Your task is to locate every line holding the string "JSON" and to copy each of them.

(Stored data entries)

-- start --

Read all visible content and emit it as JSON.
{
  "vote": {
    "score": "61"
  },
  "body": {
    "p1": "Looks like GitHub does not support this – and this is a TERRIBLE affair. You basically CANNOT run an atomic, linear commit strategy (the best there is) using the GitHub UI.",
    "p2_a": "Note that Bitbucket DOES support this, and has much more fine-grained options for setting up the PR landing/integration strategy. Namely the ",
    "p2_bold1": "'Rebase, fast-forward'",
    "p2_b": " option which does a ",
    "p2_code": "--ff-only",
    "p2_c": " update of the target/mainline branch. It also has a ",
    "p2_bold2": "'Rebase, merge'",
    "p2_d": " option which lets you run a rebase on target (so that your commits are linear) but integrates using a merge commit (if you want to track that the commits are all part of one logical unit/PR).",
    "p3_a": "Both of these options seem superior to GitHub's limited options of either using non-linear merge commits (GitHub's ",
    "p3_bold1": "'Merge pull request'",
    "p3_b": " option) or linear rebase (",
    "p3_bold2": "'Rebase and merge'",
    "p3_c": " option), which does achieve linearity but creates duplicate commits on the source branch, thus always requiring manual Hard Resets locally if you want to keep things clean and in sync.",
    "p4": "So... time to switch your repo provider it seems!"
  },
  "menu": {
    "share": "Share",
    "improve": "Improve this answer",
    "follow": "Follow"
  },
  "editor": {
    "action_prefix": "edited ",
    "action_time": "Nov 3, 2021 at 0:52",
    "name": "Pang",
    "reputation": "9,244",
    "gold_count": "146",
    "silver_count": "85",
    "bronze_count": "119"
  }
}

-- end --
-- start --

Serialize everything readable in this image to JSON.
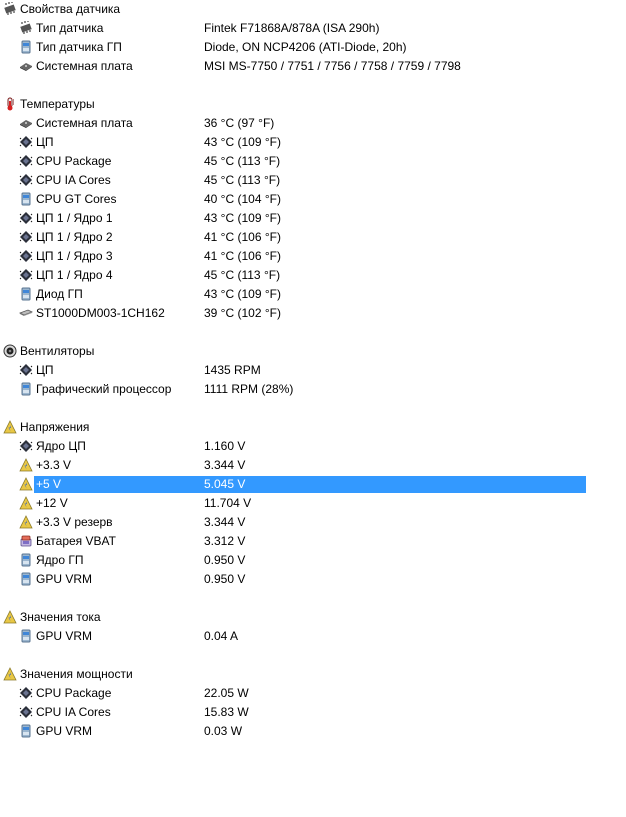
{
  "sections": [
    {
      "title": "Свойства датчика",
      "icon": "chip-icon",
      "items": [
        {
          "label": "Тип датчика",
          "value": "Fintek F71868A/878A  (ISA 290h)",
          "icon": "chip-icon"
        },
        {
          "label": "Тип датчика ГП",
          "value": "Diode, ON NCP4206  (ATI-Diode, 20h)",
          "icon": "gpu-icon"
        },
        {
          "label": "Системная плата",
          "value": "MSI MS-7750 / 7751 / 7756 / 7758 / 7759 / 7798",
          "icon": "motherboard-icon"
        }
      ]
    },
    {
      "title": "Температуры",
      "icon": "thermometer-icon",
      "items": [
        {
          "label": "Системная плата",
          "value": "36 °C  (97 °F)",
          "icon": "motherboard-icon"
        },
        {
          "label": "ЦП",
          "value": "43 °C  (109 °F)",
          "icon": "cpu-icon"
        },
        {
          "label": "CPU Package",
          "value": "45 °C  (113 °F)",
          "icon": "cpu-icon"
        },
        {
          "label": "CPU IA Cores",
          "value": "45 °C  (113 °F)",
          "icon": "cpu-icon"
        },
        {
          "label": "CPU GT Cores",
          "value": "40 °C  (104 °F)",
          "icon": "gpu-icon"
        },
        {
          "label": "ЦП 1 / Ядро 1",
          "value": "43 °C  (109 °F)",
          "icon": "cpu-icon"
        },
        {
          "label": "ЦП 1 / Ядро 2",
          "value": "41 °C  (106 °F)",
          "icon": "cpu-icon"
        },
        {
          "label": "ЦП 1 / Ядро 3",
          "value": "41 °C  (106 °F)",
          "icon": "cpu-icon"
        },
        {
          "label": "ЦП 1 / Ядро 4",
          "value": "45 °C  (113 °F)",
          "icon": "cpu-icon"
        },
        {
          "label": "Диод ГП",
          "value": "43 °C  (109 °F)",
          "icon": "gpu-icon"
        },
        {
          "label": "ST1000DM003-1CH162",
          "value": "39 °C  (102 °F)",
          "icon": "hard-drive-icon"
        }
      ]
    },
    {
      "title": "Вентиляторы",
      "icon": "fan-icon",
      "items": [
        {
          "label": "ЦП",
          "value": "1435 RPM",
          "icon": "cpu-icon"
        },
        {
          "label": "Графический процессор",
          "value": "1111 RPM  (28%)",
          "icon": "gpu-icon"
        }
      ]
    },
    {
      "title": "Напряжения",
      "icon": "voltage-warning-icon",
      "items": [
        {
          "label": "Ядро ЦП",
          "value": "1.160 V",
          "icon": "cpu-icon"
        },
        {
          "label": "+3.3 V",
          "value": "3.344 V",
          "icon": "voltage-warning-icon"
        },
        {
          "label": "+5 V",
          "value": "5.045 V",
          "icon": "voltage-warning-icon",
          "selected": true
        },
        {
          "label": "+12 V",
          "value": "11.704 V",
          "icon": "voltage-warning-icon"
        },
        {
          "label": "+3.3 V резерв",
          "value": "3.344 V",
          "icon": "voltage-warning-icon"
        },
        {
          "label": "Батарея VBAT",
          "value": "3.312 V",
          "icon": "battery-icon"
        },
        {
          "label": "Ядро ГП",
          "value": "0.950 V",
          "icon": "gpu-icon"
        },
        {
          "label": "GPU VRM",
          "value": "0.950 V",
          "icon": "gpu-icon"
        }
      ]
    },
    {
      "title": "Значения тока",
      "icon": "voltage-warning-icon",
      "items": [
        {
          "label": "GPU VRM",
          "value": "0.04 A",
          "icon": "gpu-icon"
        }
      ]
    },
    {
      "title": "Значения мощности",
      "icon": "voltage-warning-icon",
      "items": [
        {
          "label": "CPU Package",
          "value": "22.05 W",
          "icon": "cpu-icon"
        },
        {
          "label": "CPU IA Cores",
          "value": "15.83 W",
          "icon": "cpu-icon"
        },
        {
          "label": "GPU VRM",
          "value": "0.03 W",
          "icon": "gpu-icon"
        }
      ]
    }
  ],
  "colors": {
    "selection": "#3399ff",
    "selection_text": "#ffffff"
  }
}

-- end --

**RESPONSE**
Read all visible content and emit it as JSON.
Serialize everything readable in this image to JSON.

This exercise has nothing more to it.